• [What is required] Set down every record once more, exactly as given.

[Stored data]
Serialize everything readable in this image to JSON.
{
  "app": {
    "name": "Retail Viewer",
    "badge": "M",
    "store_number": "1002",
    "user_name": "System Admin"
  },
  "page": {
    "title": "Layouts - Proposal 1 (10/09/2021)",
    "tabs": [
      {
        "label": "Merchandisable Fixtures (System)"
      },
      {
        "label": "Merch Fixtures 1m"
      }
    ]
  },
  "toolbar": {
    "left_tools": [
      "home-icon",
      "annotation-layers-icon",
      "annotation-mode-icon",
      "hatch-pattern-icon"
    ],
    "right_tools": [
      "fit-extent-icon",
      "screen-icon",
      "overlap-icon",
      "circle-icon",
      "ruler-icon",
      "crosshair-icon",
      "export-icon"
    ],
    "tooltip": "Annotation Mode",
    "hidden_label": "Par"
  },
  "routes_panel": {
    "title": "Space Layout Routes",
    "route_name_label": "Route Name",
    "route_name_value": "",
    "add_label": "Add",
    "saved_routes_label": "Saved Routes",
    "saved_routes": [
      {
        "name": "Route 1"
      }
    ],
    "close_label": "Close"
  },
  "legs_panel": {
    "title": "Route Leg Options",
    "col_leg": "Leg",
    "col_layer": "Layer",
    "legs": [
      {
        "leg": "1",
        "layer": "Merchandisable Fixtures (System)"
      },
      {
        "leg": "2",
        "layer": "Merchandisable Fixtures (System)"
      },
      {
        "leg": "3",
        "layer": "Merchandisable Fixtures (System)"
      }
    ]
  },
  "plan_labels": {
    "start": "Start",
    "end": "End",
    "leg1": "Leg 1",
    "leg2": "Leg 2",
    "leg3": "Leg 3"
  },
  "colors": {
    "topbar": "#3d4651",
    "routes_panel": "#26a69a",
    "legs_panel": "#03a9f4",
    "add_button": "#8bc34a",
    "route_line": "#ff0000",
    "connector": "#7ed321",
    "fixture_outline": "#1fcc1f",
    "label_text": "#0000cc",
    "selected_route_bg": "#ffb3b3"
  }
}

• [Task solution]
Serialize everything readable in this image to JSON.
{
  "app": {
    "name": "Retail Viewer",
    "badge": "M",
    "store_number": "1002",
    "user_name": "System Admin"
  },
  "page": {
    "title": "Layouts - Proposal 1 (10/09/2021)",
    "tabs": [
      {
        "label": "Merchandisable Fixtures (System)"
      },
      {
        "label": "Merch Fixtures 1m"
      }
    ]
  },
  "toolbar": {
    "left_tools": [
      "home-icon",
      "annotation-layers-icon",
      "annotation-mode-icon",
      "hatch-pattern-icon"
    ],
    "right_tools": [
      "fit-extent-icon",
      "screen-icon",
      "overlap-icon",
      "circle-icon",
      "ruler-icon",
      "crosshair-icon",
      "export-icon"
    ],
    "tooltip": "Annotation Mode",
    "hidden_label": "Par"
  },
  "routes_panel": {
    "title": "Space Layout Routes",
    "route_name_label": "Route Name",
    "route_name_value": "",
    "add_label": "Add",
    "saved_routes_label": "Saved Routes",
    "saved_routes": [
      {
        "name": "Route 1"
      }
    ],
    "close_label": "Close"
  },
  "legs_panel": {
    "title": "Route Leg Options",
    "col_leg": "Leg",
    "col_layer": "Layer",
    "legs": [
      {
        "leg": "1",
        "layer": "Merchandisable Fixtures (System)"
      },
      {
        "leg": "2",
        "layer": "Merchandisable Fixtures (System)"
      },
      {
        "leg": "3",
        "layer": "Merchandisable Fixtures (System)"
      }
    ]
  },
  "plan_labels": {
    "start": "Start",
    "end": "End",
    "leg1": "Leg 1",
    "leg2": "Leg 2",
    "leg3": "Leg 3"
  },
  "colors": {
    "topbar": "#3d4651",
    "routes_panel": "#26a69a",
    "legs_panel": "#03a9f4",
    "add_button": "#8bc34a",
    "route_line": "#ff0000",
    "connector": "#7ed321",
    "fixture_outline": "#1fcc1f",
    "label_text": "#0000cc",
    "selected_route_bg": "#ffb3b3"
  }
}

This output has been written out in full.